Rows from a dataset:

========

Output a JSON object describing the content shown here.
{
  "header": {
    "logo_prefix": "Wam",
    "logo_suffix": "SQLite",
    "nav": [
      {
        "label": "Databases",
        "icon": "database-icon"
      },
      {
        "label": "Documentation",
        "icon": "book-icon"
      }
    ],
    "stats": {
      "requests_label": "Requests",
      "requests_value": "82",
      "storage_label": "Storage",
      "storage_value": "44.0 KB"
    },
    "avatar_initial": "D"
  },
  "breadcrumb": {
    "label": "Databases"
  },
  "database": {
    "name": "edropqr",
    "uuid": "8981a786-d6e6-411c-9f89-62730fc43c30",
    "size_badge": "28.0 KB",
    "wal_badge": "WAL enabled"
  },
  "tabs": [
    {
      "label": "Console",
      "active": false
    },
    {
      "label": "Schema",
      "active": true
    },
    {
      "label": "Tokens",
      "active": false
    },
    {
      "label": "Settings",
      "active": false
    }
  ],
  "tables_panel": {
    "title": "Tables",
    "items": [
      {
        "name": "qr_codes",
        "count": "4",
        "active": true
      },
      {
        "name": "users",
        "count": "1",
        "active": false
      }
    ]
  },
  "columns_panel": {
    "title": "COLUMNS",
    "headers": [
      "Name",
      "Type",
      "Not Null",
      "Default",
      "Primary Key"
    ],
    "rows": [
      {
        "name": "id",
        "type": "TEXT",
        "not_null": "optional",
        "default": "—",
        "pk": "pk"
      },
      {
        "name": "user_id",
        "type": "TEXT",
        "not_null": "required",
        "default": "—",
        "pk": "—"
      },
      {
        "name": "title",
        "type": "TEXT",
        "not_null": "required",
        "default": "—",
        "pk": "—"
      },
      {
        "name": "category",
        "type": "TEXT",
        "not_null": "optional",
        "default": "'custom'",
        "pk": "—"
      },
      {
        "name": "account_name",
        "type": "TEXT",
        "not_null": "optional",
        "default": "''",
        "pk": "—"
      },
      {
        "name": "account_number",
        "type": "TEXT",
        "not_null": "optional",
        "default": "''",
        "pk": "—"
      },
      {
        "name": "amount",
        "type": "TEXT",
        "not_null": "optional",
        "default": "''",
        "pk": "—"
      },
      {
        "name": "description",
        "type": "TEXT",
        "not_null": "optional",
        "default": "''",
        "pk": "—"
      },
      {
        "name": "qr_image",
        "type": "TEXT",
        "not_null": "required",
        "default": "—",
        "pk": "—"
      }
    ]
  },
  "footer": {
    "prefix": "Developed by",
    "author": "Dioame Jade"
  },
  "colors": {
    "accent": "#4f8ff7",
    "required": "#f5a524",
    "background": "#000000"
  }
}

========

Copy all the lines, exactly.

Output a JSON object describing the content shown here.
{
  "header": {
    "logo_prefix": "Wam",
    "logo_suffix": "SQLite",
    "nav": [
      {
        "label": "Databases",
        "icon": "database-icon"
      },
      {
        "label": "Documentation",
        "icon": "book-icon"
      }
    ],
    "stats": {
      "requests_label": "Requests",
      "requests_value": "82",
      "storage_label": "Storage",
      "storage_value": "44.0 KB"
    },
    "avatar_initial": "D"
  },
  "breadcrumb": {
    "label": "Databases"
  },
  "database": {
    "name": "edropqr",
    "uuid": "8981a786-d6e6-411c-9f89-62730fc43c30",
    "size_badge": "28.0 KB",
    "wal_badge": "WAL enabled"
  },
  "tabs": [
    {
      "label": "Console",
      "active": false
    },
    {
      "label": "Schema",
      "active": true
    },
    {
      "label": "Tokens",
      "active": false
    },
    {
      "label": "Settings",
      "active": false
    }
  ],
  "tables_panel": {
    "title": "Tables",
    "items": [
      {
        "name": "qr_codes",
        "count": "4",
        "active": true
      },
      {
        "name": "users",
        "count": "1",
        "active": false
      }
    ]
  },
  "columns_panel": {
    "title": "COLUMNS",
    "headers": [
      "Name",
      "Type",
      "Not Null",
      "Default",
      "Primary Key"
    ],
    "rows": [
      {
        "name": "id",
        "type": "TEXT",
        "not_null": "optional",
        "default": "—",
        "pk": "pk"
      },
      {
        "name": "user_id",
        "type": "TEXT",
        "not_null": "required",
        "default": "—",
        "pk": "—"
      },
      {
        "name": "title",
        "type": "TEXT",
        "not_null": "required",
        "default": "—",
        "pk": "—"
      },
      {
        "name": "category",
        "type": "TEXT",
        "not_null": "optional",
        "default": "'custom'",
        "pk": "—"
      },
      {
        "name": "account_name",
        "type": "TEXT",
        "not_null": "optional",
        "default": "''",
        "pk": "—"
      },
      {
        "name": "account_number",
        "type": "TEXT",
        "not_null": "optional",
        "default": "''",
        "pk": "—"
      },
      {
        "name": "amount",
        "type": "TEXT",
        "not_null": "optional",
        "default": "''",
        "pk": "—"
      },
      {
        "name": "description",
        "type": "TEXT",
        "not_null": "optional",
        "default": "''",
        "pk": "—"
      },
      {
        "name": "qr_image",
        "type": "TEXT",
        "not_null": "required",
        "default": "—",
        "pk": "—"
      }
    ]
  },
  "footer": {
    "prefix": "Developed by",
    "author": "Dioame Jade"
  },
  "colors": {
    "accent": "#4f8ff7",
    "required": "#f5a524",
    "background": "#000000"
  }
}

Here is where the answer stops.